_Do this_
Search the records that follow and extract every line containing the string "запланированной".
### Listed entries ###
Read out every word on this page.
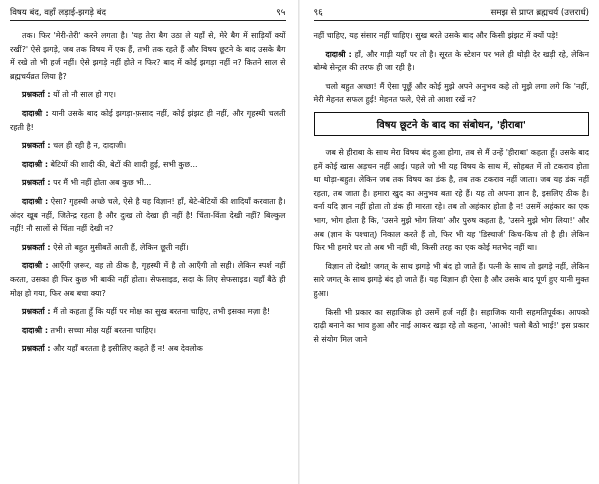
विषय बंद, वहाँ लड़ाई-झगड़े बंद	९५

तक। फिर 'मेरी-तेरी' करने लगता है। 'यह तेरा बैग उठा ले यहाँ से, मेरे बैग में साड़ियाँ क्यों रखीं?' ऐसे झगड़े, जब तक विषय में एक हैं, तभी तक रहते हैं और विषय छूटने के बाद उसके बैग में रखे तो भी हर्ज नहीं। ऐसे झगड़े नहीं होते न फिर? बाद में कोई झगड़ा नहीं न? कितने साल से ब्रह्मचर्यव्रत लिया है?

प्रश्नकर्ता : यों तो नौ साल हो गए।

दादाश्री : यानी उसके बाद कोई झगड़ा-फ़साद नहीं, कोई झंझट ही नहीं, और गृहस्थी चलती रहती है!

प्रश्नकर्ता : चल ही रही है न, दादाजी।

दादाश्री : बेटियों की शादी की, बेटों की शादी हुई, सभी कुछ...

प्रश्नकर्ता : पर मैं भी नहीं होता अब कुछ भी...

दादाश्री : ऐसा? गृहस्थी अच्छे चले, ऐसे है यह विज्ञान! हाँ, बेटे-बेटियों की शादियाँ करवाता है। अंदर खूब नहीं, जितेन्द्र रहता है और दुःख तो देखा ही नहीं है! चिंता-विंता देखी नहीं? बिल्कुल नहीं! नौ सालों से चिंता नहीं देखी न?

प्रश्नकर्ता : ऐसे तो बहुत मुसीबतें आती हैं, लेकिन छूती नहीं।

दादाश्री : आएँगी ज़रूर, वह तो ठीक है, गृहस्थी में है तो आएँगी तो सही। लेकिन स्पर्श नहीं करता, उसका ही फिर कुछ भी बाकी नहीं होता। सेफसाइड, सदा के लिए सेफसाइड। यहाँ बैठे ही मोक्ष हो गया, फिर अब बचा क्या?

प्रश्नकर्ता : मैं तो कहता हूँ कि यहीं पर मोक्ष का सुख बरतना चाहिए, तभी इसका मज़ा है!

दादाश्री : तभी। सच्चा मोक्ष यहीं बरतना चाहिए।

प्रश्नकर्ता : और यहाँ बरतता है इसीलिए कहते हैं न! अब देवलोक

९६	समझ से प्राप्त ब्रह्मचर्य (उत्तरार्ध)

नहीं चाहिए, यह संसार नहीं चाहिए। सुख बरते उसके बाद और किसी झंझट में क्यों पड़े!

दादाश्री : हाँ, और गाड़ी यहाँ पर तो है। सूरत के स्टेशन पर भले ही थोड़ी देर खड़ी रहे, लेकिन बोम्बे सेन्ट्रल की तरफ ही जा रही है।

चलो बहुत अच्छा! मैं ऐसा पूछूँ और कोई मुझे अपने अनुभव कहे तो मुझे लगा लगे कि 'नहीं, मेरी मेहनत सफल हुई! मेहनत फले, ऐसे तो आशा रखें न?

विषय छूटने के बाद का संबोधन, 'हीराबा'

जब से हीराबा के साथ मेरा विषय बंद हुआ होगा, तब से मैं उन्हें 'हीराबा' कहता हूँ। उसके बाद हमें कोई खास अड़चन नहीं आई। पहले जो भी यह विषय के साथ में, सोहबत में तो टकराव होता था थोड़ा-बहुत। लेकिन जब तक विषय का डंक है, तब तक टकराव नहीं जाता। जब यह डंक नहीं रहता, तब जाता है। हमारा खुद का अनुभव बता रहे हैं। यह तो अपना ज्ञान है, इसलिए ठीक है। वर्ना यदि ज्ञान नहीं होता तो डंक ही मारता रहे। तब तो अहंकार होता है न! उसमें अहंकार का एक भाग, भोग होता है कि, 'उसने मुझे भोग लिया' और पुरुष कहता है, 'उसने मुझे भोग लिया!' और अब (ज्ञान के पश्चात्) निकाल करते हैं तो, फिर भी यह 'डिस्चार्ज' किच-किच तो है ही। लेकिन फिर भी हमारे घर तो अब भी नहीं थी, किसी तरह का एक कोई मतभेद नहीं था।

विज्ञान तो देखो! जगत् के साथ झगड़े भी बंद हो जाते हैं। पत्नी के साथ तो झगड़े नहीं, लेकिन सारे जगत् के साथ झगड़े बंद हो जाते हैं। यह विज्ञान ही ऐसा है और उसके बाद पूर्ण हुए यानी मुक्त हुआ।

किसी भी प्रकार का सहाजिक हो उसमें हर्ज नहीं है। सहाजिक यानी सहमतिपूर्वक। आपको दाढ़ी बनाने का भाव हुआ और नाई आकर खड़ा रहे तो कहना, 'आओ! चलो बैठो भाई!' इस प्रकार से संयोग मिल जाने
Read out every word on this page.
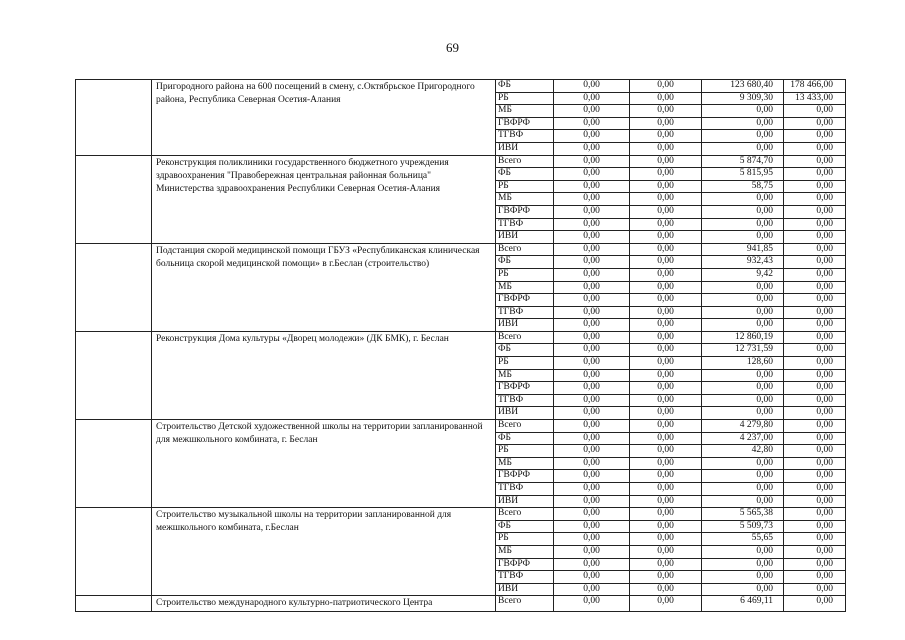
69
	Пригородного района на 600 посещений в смену, с.Октябрьское Пригородного района, Республика Северная Осетия-Алания	ФБ	0,00	0,00	123 680,40	178 466,00
		РБ	0,00	0,00	9 309,30	13 433,00
		МБ	0,00	0,00	0,00	0,00
		ГВФРФ	0,00	0,00	0,00	0,00
		ТГВФ	0,00	0,00	0,00	0,00
		ИВИ	0,00	0,00	0,00	0,00
	Реконструкция поликлиники государственного бюджетного учреждения здравоохранения "Правобережная центральная районная больница" Министерства здравоохранения Республики Северная Осетия-Алания	Всего	0,00	0,00	5 874,70	0,00
		ФБ	0,00	0,00	5 815,95	0,00
		РБ	0,00	0,00	58,75	0,00
		МБ	0,00	0,00	0,00	0,00
		ГВФРФ	0,00	0,00	0,00	0,00
		ТГВФ	0,00	0,00	0,00	0,00
		ИВИ	0,00	0,00	0,00	0,00
	Подстанция скорой медицинской помощи ГБУЗ «Республиканская клиническая больница скорой медицинской помощи» в г.Беслан (строительство)	Всего	0,00	0,00	941,85	0,00
		ФБ	0,00	0,00	932,43	0,00
		РБ	0,00	0,00	9,42	0,00
		МБ	0,00	0,00	0,00	0,00
		ГВФРФ	0,00	0,00	0,00	0,00
		ТГВФ	0,00	0,00	0,00	0,00
		ИВИ	0,00	0,00	0,00	0,00
	Реконструкция Дома культуры «Дворец молодежи» (ДК БМК), г. Беслан	Всего	0,00	0,00	12 860,19	0,00
		ФБ	0,00	0,00	12 731,59	0,00
		РБ	0,00	0,00	128,60	0,00
		МБ	0,00	0,00	0,00	0,00
		ГВФРФ	0,00	0,00	0,00	0,00
		ТГВФ	0,00	0,00	0,00	0,00
		ИВИ	0,00	0,00	0,00	0,00
	Строительство Детской художественной школы на территории запланированной для межшкольного комбината, г. Беслан	Всего	0,00	0,00	4 279,80	0,00
		ФБ	0,00	0,00	4 237,00	0,00
		РБ	0,00	0,00	42,80	0,00
		МБ	0,00	0,00	0,00	0,00
		ГВФРФ	0,00	0,00	0,00	0,00
		ТГВФ	0,00	0,00	0,00	0,00
		ИВИ	0,00	0,00	0,00	0,00
	Строительство музыкальной школы на территории запланированной для межшкольного комбината, г.Беслан	Всего	0,00	0,00	5 565,38	0,00
		ФБ	0,00	0,00	5 509,73	0,00
		РБ	0,00	0,00	55,65	0,00
		МБ	0,00	0,00	0,00	0,00
		ГВФРФ	0,00	0,00	0,00	0,00
		ТГВФ	0,00	0,00	0,00	0,00
		ИВИ	0,00	0,00	0,00	0,00
	Строительство международного культурно-патриотического Центра	Всего	0,00	0,00	6 469,11	0,00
###
_Result of this exercise_
	Строительство Детской художественной школы на территории запланированной для межшкольного комбината, г. Беслан	Всего	0,00	0,00	4 279,80	0,00
	Строительство музыкальной школы на территории запланированной для межшкольного комбината, г.Беслан	Всего	0,00	0,00	5 565,38	0,00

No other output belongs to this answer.